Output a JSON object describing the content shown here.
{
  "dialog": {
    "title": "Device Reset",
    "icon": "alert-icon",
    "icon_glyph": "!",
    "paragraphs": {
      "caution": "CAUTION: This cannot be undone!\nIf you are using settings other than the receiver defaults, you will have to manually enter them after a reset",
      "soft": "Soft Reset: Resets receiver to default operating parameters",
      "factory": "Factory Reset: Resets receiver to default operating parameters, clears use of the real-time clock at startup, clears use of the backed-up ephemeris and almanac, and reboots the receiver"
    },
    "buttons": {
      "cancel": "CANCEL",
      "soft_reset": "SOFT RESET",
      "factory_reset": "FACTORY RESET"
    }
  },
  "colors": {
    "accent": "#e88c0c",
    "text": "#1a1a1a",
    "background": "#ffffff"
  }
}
--------------------
## [Your task]
Nothing may be left out: return each entry exactly as it reads.

## [Task result]
Output a JSON object describing the content shown here.
{
  "dialog": {
    "title": "Device Reset",
    "icon": "alert-icon",
    "icon_glyph": "!",
    "paragraphs": {
      "caution": "CAUTION: This cannot be undone!\nIf you are using settings other than the receiver defaults, you will have to manually enter them after a reset",
      "soft": "Soft Reset: Resets receiver to default operating parameters",
      "factory": "Factory Reset: Resets receiver to default operating parameters, clears use of the real-time clock at startup, clears use of the backed-up ephemeris and almanac, and reboots the receiver"
    },
    "buttons": {
      "cancel": "CANCEL",
      "soft_reset": "SOFT RESET",
      "factory_reset": "FACTORY RESET"
    }
  },
  "colors": {
    "accent": "#e88c0c",
    "text": "#1a1a1a",
    "background": "#ffffff"
  }
}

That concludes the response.